[Start Data provided]

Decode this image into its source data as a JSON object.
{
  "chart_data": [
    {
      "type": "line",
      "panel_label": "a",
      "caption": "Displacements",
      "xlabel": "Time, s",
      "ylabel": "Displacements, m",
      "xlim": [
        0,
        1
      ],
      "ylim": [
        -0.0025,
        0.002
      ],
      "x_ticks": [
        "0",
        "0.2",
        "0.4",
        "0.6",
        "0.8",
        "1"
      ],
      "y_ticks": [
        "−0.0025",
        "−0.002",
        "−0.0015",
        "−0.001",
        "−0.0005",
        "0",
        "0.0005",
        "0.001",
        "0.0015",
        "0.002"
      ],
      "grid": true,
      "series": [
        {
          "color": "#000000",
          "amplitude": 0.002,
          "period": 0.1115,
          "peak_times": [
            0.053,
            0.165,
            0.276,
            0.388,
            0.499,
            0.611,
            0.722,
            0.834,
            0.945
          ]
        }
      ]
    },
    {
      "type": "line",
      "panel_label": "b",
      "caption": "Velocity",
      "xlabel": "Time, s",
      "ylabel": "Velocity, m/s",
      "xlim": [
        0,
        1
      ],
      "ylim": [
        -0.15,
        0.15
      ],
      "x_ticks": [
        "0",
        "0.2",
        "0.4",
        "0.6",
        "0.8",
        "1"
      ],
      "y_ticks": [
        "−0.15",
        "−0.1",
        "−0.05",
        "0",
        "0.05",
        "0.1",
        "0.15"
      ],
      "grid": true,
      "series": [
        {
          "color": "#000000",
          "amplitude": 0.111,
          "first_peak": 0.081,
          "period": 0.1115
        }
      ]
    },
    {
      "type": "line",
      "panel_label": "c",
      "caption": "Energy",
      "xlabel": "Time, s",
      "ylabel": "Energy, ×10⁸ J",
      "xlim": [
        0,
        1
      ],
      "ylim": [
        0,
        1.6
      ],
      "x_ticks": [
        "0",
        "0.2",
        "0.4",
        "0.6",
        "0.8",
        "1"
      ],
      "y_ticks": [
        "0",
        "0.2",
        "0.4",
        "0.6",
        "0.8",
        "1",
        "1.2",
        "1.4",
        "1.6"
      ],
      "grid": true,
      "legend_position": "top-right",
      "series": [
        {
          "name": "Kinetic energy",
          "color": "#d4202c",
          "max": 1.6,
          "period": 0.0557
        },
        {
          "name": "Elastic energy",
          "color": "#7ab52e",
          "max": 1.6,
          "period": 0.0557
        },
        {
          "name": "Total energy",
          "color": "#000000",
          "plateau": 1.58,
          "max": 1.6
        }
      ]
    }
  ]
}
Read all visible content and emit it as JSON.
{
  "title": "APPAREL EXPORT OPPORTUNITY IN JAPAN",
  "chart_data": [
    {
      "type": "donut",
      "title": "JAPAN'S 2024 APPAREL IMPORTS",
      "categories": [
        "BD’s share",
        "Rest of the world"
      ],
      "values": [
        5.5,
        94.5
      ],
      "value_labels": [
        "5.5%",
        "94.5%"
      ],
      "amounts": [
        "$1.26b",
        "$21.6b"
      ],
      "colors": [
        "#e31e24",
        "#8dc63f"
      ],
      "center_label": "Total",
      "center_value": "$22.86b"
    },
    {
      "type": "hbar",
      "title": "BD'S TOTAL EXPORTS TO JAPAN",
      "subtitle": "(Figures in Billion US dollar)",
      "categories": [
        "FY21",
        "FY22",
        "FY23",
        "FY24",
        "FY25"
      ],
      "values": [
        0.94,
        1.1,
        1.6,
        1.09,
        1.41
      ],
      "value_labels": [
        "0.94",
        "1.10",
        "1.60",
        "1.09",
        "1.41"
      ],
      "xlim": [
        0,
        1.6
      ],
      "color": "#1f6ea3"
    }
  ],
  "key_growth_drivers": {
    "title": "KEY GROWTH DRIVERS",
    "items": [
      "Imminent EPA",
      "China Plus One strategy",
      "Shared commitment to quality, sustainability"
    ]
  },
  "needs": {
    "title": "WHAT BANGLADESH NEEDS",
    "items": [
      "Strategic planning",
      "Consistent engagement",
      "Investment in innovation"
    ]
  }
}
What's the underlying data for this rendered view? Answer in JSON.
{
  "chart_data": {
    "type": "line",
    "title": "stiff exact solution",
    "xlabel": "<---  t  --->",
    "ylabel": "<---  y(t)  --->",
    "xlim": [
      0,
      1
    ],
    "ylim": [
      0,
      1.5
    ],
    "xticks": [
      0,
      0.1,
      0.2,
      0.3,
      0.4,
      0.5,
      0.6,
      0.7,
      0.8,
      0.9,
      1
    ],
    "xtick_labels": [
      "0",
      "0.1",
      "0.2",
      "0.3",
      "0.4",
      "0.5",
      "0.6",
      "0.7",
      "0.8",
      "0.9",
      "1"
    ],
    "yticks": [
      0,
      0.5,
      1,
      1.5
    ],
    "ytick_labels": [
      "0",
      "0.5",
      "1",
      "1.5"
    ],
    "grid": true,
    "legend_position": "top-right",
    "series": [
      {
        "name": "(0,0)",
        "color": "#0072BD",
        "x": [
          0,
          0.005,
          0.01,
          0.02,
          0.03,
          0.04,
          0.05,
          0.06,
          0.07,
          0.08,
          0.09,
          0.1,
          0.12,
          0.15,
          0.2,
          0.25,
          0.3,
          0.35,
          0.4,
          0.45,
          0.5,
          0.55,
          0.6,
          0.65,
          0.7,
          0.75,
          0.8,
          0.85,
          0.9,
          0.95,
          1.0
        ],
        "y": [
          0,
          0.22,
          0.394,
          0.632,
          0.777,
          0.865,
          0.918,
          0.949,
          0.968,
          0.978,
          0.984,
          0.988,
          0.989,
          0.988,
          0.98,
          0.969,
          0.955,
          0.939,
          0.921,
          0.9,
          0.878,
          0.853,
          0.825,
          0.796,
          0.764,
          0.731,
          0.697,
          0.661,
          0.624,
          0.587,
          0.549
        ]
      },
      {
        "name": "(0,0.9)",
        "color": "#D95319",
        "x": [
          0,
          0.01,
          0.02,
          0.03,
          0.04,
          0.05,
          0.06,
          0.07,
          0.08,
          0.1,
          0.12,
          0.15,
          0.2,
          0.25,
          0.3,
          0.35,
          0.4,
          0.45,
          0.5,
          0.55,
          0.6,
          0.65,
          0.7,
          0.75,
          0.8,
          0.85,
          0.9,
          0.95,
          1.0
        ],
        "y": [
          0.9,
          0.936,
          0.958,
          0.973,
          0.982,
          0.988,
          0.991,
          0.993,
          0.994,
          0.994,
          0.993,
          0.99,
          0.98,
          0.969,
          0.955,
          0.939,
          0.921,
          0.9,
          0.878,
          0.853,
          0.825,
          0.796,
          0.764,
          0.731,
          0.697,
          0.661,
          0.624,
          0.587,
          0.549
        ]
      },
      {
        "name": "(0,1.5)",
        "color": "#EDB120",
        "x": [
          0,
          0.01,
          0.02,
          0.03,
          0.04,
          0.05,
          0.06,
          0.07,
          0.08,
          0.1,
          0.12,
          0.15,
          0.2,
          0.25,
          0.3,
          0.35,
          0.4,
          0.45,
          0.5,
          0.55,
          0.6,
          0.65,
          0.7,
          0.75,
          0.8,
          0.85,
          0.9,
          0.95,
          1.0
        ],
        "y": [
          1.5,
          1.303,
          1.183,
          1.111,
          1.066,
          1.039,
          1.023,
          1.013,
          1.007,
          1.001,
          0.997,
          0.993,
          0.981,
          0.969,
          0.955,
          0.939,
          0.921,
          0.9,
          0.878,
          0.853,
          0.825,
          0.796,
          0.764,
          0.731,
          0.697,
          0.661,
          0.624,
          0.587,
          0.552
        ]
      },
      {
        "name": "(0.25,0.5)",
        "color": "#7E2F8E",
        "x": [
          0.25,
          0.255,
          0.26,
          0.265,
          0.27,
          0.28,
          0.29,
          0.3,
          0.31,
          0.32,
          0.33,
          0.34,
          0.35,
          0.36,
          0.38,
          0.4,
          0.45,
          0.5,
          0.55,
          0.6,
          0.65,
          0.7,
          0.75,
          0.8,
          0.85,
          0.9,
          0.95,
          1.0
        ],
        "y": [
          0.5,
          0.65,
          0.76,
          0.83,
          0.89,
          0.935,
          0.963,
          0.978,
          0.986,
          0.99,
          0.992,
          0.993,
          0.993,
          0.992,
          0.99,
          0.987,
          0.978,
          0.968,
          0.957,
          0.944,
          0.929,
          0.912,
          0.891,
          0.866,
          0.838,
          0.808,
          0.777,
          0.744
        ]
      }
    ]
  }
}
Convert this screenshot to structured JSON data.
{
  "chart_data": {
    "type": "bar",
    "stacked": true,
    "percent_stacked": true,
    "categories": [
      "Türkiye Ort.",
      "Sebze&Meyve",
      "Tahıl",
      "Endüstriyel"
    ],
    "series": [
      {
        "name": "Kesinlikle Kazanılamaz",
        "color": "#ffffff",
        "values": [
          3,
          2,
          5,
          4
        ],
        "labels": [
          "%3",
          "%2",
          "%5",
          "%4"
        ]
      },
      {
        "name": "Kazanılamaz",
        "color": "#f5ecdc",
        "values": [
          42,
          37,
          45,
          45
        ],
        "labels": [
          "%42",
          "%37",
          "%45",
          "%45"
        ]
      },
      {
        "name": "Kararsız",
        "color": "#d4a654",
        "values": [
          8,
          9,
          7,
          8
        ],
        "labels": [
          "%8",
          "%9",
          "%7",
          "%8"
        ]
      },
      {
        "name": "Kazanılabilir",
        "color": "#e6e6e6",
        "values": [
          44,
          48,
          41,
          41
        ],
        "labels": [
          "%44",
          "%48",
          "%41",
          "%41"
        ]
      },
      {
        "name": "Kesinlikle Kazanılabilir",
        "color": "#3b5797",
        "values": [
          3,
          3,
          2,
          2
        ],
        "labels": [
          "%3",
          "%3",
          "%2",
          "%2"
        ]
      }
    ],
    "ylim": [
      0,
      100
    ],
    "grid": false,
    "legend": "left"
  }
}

[End Data provided]

# Your instructions
Quote verbatim the line containing "Convert this screenshot" and every line after it through the end of the records above.

# Reply to the exercise
Convert this screenshot to structured JSON data.
{
  "chart_data": {
    "type": "bar",
    "stacked": true,
    "percent_stacked": true,
    "categories": [
      "Türkiye Ort.",
      "Sebze&Meyve",
      "Tahıl",
      "Endüstriyel"
    ],
    "series": [
      {
        "name": "Kesinlikle Kazanılamaz",
        "color": "#ffffff",
        "values": [
          3,
          2,
          5,
          4
        ],
        "labels": [
          "%3",
          "%2",
          "%5",
          "%4"
        ]
      },
      {
        "name": "Kazanılamaz",
        "color": "#f5ecdc",
        "values": [
          42,
          37,
          45,
          45
        ],
        "labels": [
          "%42",
          "%37",
          "%45",
          "%45"
        ]
      },
      {
        "name": "Kararsız",
        "color": "#d4a654",
        "values": [
          8,
          9,
          7,
          8
        ],
        "labels": [
          "%8",
          "%9",
          "%7",
          "%8"
        ]
      },
      {
        "name": "Kazanılabilir",
        "color": "#e6e6e6",
        "values": [
          44,
          48,
          41,
          41
        ],
        "labels": [
          "%44",
          "%48",
          "%41",
          "%41"
        ]
      },
      {
        "name": "Kesinlikle Kazanılabilir",
        "color": "#3b5797",
        "values": [
          3,
          3,
          2,
          2
        ],
        "labels": [
          "%3",
          "%3",
          "%2",
          "%2"
        ]
      }
    ],
    "ylim": [
      0,
      100
    ],
    "grid": false,
    "legend": "left"
  }
}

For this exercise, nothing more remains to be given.